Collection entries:
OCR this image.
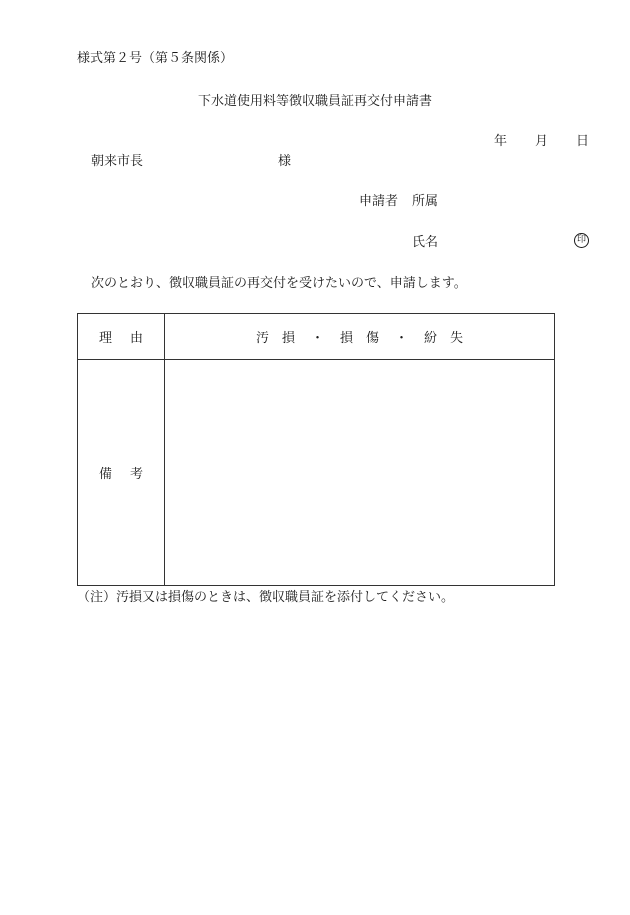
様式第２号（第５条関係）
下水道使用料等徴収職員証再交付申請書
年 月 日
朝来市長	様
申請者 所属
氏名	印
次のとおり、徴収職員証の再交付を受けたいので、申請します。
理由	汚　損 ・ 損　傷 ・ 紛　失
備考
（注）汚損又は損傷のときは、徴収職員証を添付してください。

--

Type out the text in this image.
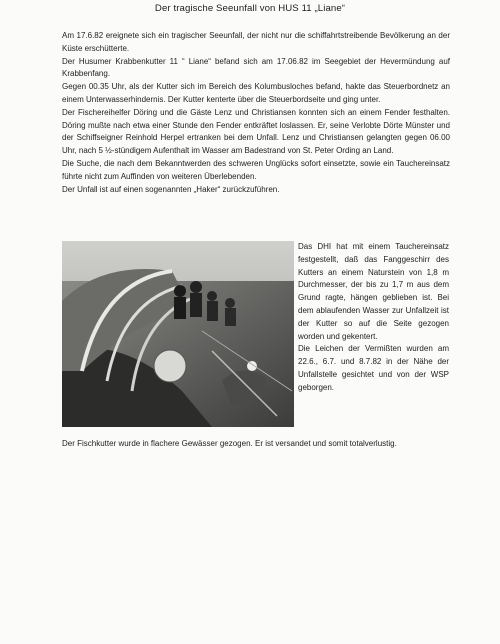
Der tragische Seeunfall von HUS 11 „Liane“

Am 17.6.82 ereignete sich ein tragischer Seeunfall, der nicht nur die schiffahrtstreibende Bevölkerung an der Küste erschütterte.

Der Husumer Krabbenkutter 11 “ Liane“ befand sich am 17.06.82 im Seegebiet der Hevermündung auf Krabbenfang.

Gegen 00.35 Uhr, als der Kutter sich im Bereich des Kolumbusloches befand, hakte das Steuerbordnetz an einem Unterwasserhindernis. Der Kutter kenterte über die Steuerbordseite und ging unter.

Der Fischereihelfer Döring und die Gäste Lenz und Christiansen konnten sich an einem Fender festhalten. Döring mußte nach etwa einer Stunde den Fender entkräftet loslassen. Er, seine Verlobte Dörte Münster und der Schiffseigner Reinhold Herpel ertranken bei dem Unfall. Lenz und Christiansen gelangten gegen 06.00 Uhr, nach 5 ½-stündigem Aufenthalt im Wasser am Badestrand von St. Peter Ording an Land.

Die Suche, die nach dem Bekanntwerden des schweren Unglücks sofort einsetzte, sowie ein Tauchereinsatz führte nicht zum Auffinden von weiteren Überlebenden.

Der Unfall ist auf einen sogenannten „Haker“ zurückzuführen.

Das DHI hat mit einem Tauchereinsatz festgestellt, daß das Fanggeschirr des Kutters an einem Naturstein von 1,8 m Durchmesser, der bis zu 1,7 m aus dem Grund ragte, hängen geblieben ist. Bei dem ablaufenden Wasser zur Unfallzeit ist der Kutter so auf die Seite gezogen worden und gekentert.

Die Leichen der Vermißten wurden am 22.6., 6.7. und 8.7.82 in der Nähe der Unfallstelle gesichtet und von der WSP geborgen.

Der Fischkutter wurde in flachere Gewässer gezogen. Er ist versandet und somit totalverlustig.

...

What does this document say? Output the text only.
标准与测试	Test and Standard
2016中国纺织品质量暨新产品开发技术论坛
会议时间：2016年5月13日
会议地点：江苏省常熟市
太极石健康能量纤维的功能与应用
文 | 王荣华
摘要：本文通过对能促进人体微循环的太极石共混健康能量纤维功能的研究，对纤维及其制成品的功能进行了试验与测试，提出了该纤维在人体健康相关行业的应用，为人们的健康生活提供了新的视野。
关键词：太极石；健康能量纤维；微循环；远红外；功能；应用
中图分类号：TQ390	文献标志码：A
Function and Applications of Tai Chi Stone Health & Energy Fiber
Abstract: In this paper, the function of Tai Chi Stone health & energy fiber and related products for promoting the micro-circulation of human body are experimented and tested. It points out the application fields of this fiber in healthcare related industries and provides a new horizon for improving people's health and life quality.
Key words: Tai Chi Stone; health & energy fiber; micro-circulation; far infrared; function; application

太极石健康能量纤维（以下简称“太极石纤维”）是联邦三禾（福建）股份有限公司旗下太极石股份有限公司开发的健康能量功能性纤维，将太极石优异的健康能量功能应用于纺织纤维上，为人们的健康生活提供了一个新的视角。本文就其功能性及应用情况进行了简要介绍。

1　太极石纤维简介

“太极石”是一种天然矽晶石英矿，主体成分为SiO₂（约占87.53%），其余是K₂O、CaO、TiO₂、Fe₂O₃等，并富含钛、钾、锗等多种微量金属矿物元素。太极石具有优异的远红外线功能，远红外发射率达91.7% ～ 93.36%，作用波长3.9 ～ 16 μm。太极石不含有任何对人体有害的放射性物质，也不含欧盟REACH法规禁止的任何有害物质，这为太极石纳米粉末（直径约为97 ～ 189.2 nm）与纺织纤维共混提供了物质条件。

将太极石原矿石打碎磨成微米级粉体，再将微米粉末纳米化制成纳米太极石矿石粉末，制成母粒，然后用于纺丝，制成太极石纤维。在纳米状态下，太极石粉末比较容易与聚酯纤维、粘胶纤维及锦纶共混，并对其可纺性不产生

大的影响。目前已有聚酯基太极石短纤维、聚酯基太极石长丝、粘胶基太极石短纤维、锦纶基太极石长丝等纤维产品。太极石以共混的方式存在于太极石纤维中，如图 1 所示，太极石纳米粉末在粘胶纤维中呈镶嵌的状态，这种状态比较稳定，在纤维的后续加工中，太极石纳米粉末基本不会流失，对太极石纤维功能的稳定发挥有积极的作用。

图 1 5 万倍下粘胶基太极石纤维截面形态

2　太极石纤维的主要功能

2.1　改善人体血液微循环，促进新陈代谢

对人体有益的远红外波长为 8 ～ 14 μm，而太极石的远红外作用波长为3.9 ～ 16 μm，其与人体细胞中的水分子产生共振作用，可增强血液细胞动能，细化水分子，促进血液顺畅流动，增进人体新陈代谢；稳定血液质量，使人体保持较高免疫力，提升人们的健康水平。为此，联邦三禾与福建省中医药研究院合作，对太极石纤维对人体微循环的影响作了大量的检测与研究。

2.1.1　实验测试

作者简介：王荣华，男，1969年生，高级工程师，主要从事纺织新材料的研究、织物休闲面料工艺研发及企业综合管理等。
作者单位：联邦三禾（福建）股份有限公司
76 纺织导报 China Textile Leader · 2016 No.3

## DIRECTION
Look through the data above. Find each line with the string "circulation" and copy it.

## TASK RESPONSE
Abstract: In this paper, the function of Tai Chi Stone health & energy fiber and related products for promoting the micro-circulation of human body are experimented and tested. It points out the application fields of this fiber in healthcare related industries and provides a new horizon for improving people's health and life quality.
Key words: Tai Chi Stone; health & energy fiber; micro-circulation; far infrared; function; application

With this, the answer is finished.